* START Text *

PFAULT(3PROC) Process Control Library Functions PFAULT(3PROC)

NAME


Pfault - enable and disable the tracing of faults

LIBRARY


Process Control Library (libproc, -lproc)

SYNOPSIS


#include <libproc.h>

int
Pfault(struct ps_prochandle *P, int which, int stop);

DESCRIPTION


The Pfault() function controls what the process P should do on faults.

A fault is a hardware event that occurs in the context of a running process
and thread. A hardware fault may occur because an illegal instruction was
executed, a breakpoint or watchpoint was encountered, or an arithmetic
exception occurred, among others. The full list of faults is available in
both proc(5) and <sys/fault.h>.

For each hardware fault, a process may be configured to stop the thread
that encountered it when it occurs. The value of the stop parameter
controls whether or not the listed fault in which will cause the thread to
trap. A value of 1 indicates the thread should stop; a value of 0
indicates it should not.

* END Text *

• [Objective 1]
In the Pfault manual page, which two sources hold the full list of faults?
• [Objective 2]
Extend the Pfault manual page, picking up after its final sentence.

* START Source excerpt *

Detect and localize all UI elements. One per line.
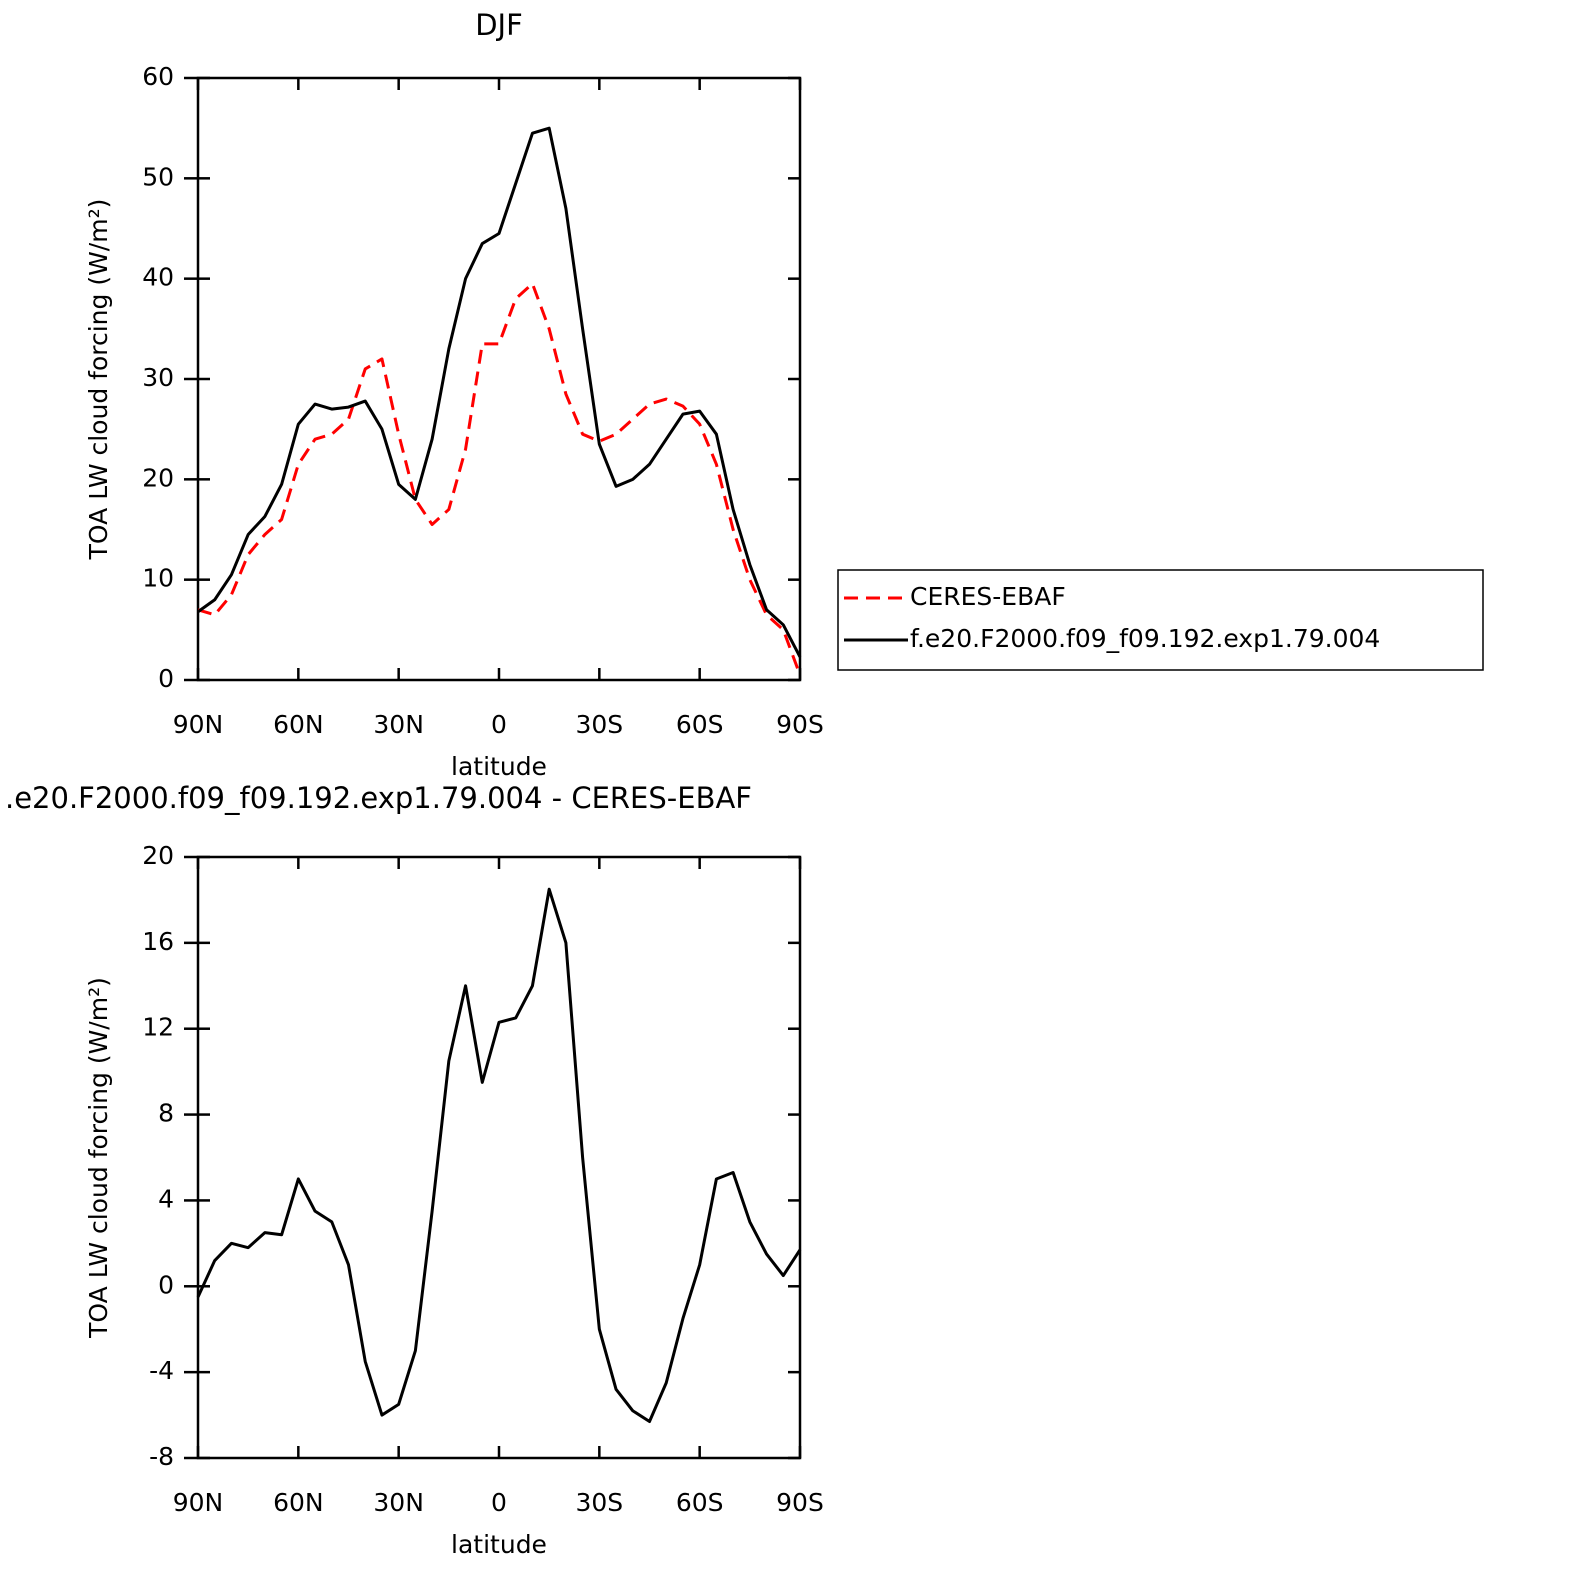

* END Source excerpt *

• [Expected output 1]
proc(5) and <sys/fault.h>.

• [Expected output 2]
The value of which indicates which hardware fault the change applies to.
However, if the value of which is zero, then it applies to all faults.

The Pfault() function only applies to actively running processes. It does
not function on handles that refer to core files, zombie processes, or ELF
objects.

RETURN VALUES


Upon successful completion, the Pfault() function returns the old
disposition of the fault -- 0 if it was not set to stop and 1 if it was --
and the fault state is updated. Otherwise, -1 is returned, errno is
updated with the error that occurred, and the fault state is not updated.

ERRORS


The Pfault() function will fail if:

EINVAL The value of which is invalid, e.g. it is less than zero
or greater than the largest defined fault.

ENOENT The handle P refers to a process that is a zombie, a
core file, or a file.

INTERFACE STABILITY


Uncommitted

MT-LEVEL
See LOCKING in libproc(3LIB).

SEE ALSO


libproc(3LIB), proc(5)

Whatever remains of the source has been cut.